## START EXTRACTED RECORDS

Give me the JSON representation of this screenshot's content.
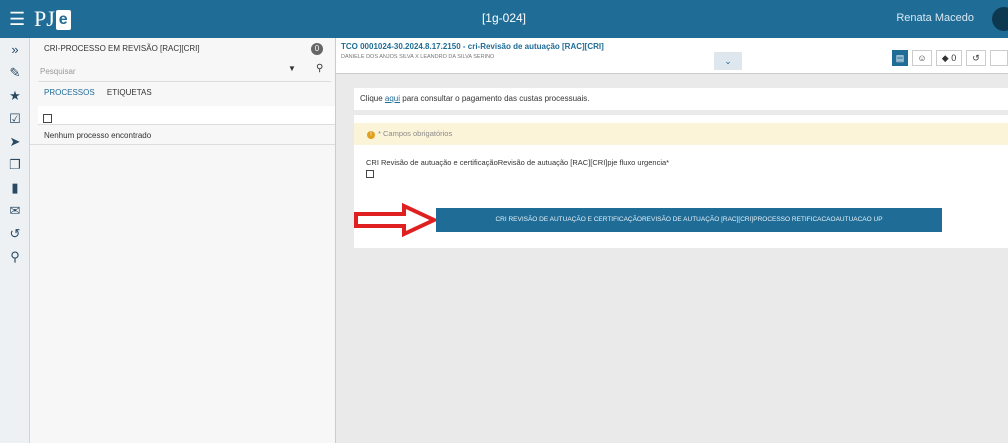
{
  "topbar": {
    "menu_icon": "hamburger-icon",
    "logo_text": "PJ",
    "logo_e": "e",
    "center_title": "[1g-024]",
    "user_name": "Renata Macedo"
  },
  "rail": {
    "icons": [
      "double-chevron-right-icon",
      "pencil-icon",
      "star-icon",
      "check-square-icon",
      "tags-icon",
      "copy-icon",
      "folder-icon",
      "envelope-icon",
      "history-icon",
      "search-icon"
    ]
  },
  "panel": {
    "title": "CRI-PROCESSO EM REVISÃO [RAC][CRI]",
    "badge": "0",
    "search_placeholder": "Pesquisar",
    "tabs": [
      "PROCESSOS",
      "ETIQUETAS"
    ],
    "empty_message": "Nenhum processo encontrado"
  },
  "process": {
    "title": "TCO 0001024-30.2024.8.17.2150 - cri-Revisão de autuação [RAC][CRI]",
    "subtitle": "DANIELE DOS ANJOS SILVA X LEANDRO DA SILVA SERINO",
    "toolbar_badge": "0"
  },
  "main": {
    "info_before": "Clique ",
    "info_link": "aqui",
    "info_after": " para consultar o pagamento das custas processuais.",
    "required_note": "* Campos obrigatórios",
    "field_label": "CRI Revisão de autuação e certificaçãoRevisão de autuação [RAC][CRI]pje fluxo urgencia*",
    "action_button": "CRI REVISÃO DE AUTUAÇÃO E CERTIFICAÇÃOREVISÃO DE AUTUAÇÃO [RAC][CRI]PROCESSO RETIFICACAOAUTUACAO UP"
  },
  "colors": {
    "brand": "#1f6c97",
    "warning_bg": "#fcf4d9",
    "arrow": "#e02020"
  }
}
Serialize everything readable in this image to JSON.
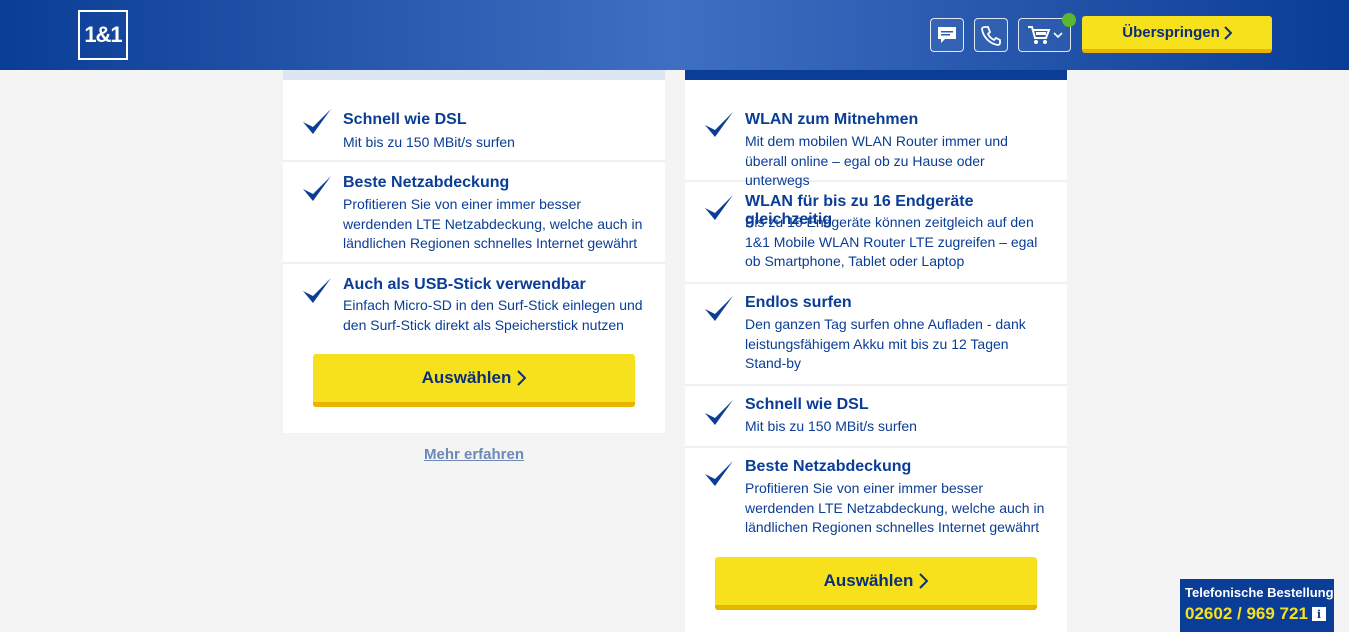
{
  "header": {
    "logo_text": "1&1",
    "skip_label": "Überspringen",
    "icons": [
      "chat-icon",
      "phone-icon",
      "cart-icon"
    ],
    "cart_status_color": "#5bb630",
    "accent_yellow": "#f7e11c",
    "brand_blue": "#0a3d96"
  },
  "left_card": {
    "features": [
      {
        "title": "Schnell wie DSL",
        "desc": "Mit bis zu 150 MBit/s surfen"
      },
      {
        "title": "Beste Netzabdeckung",
        "desc": "Profitieren Sie von einer immer besser werdenden LTE Netzabdeckung, welche auch in ländlichen Regionen schnelles Internet gewährt"
      },
      {
        "title": "Auch als USB-Stick verwendbar",
        "desc": "Einfach Micro-SD in den Surf-Stick einlegen und den Surf-Stick direkt als Speicherstick nutzen"
      }
    ],
    "select_label": "Auswählen",
    "more_link": "Mehr erfahren"
  },
  "right_card": {
    "features": [
      {
        "title": "WLAN zum Mitnehmen",
        "desc": "Mit dem mobilen WLAN Router immer und überall online – egal ob zu Hause oder unterwegs"
      },
      {
        "title": "WLAN für bis zu 16 Endgeräte gleichzeitig",
        "desc": "Bis zu 16 Endgeräte können zeitgleich auf den 1&1 Mobile WLAN Router LTE zugreifen – egal ob Smartphone, Tablet oder Laptop"
      },
      {
        "title": "Endlos surfen",
        "desc": "Den ganzen Tag surfen ohne Aufladen - dank leistungsfähigem Akku mit bis zu 12 Tagen Stand-by"
      },
      {
        "title": "Schnell wie DSL",
        "desc": "Mit bis zu 150 MBit/s surfen"
      },
      {
        "title": "Beste Netzabdeckung",
        "desc": "Profitieren Sie von einer immer besser werdenden LTE Netzabdeckung, welche auch in ländlichen Regionen schnelles Internet gewährt"
      }
    ],
    "select_label": "Auswählen"
  },
  "phone_order": {
    "label": "Telefonische Bestellung",
    "number": "02602 / 969 721",
    "info_glyph": "i"
  }
}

## END EXTRACTED RECORDS

- GOAL
Reproduce exactly, and only, the lines from the one containing "Serialize everything readable" through the last line of the records above, both included, leaving out any pictures.

- EXERCISE SOLUTION
Serialize everything readable in this image to JSON.
{
  "header": {
    "logo_text": "1&1",
    "skip_label": "Überspringen",
    "icons": [
      "chat-icon",
      "phone-icon",
      "cart-icon"
    ],
    "cart_status_color": "#5bb630",
    "accent_yellow": "#f7e11c",
    "brand_blue": "#0a3d96"
  },
  "left_card": {
    "features": [
      {
        "title": "Schnell wie DSL",
        "desc": "Mit bis zu 150 MBit/s surfen"
      },
      {
        "title": "Beste Netzabdeckung",
        "desc": "Profitieren Sie von einer immer besser werdenden LTE Netzabdeckung, welche auch in ländlichen Regionen schnelles Internet gewährt"
      },
      {
        "title": "Auch als USB-Stick verwendbar",
        "desc": "Einfach Micro-SD in den Surf-Stick einlegen und den Surf-Stick direkt als Speicherstick nutzen"
      }
    ],
    "select_label": "Auswählen",
    "more_link": "Mehr erfahren"
  },
  "right_card": {
    "features": [
      {
        "title": "WLAN zum Mitnehmen",
        "desc": "Mit dem mobilen WLAN Router immer und überall online – egal ob zu Hause oder unterwegs"
      },
      {
        "title": "WLAN für bis zu 16 Endgeräte gleichzeitig",
        "desc": "Bis zu 16 Endgeräte können zeitgleich auf den 1&1 Mobile WLAN Router LTE zugreifen – egal ob Smartphone, Tablet oder Laptop"
      },
      {
        "title": "Endlos surfen",
        "desc": "Den ganzen Tag surfen ohne Aufladen - dank leistungsfähigem Akku mit bis zu 12 Tagen Stand-by"
      },
      {
        "title": "Schnell wie DSL",
        "desc": "Mit bis zu 150 MBit/s surfen"
      },
      {
        "title": "Beste Netzabdeckung",
        "desc": "Profitieren Sie von einer immer besser werdenden LTE Netzabdeckung, welche auch in ländlichen Regionen schnelles Internet gewährt"
      }
    ],
    "select_label": "Auswählen"
  },
  "phone_order": {
    "label": "Telefonische Bestellung",
    "number": "02602 / 969 721",
    "info_glyph": "i"
  }
}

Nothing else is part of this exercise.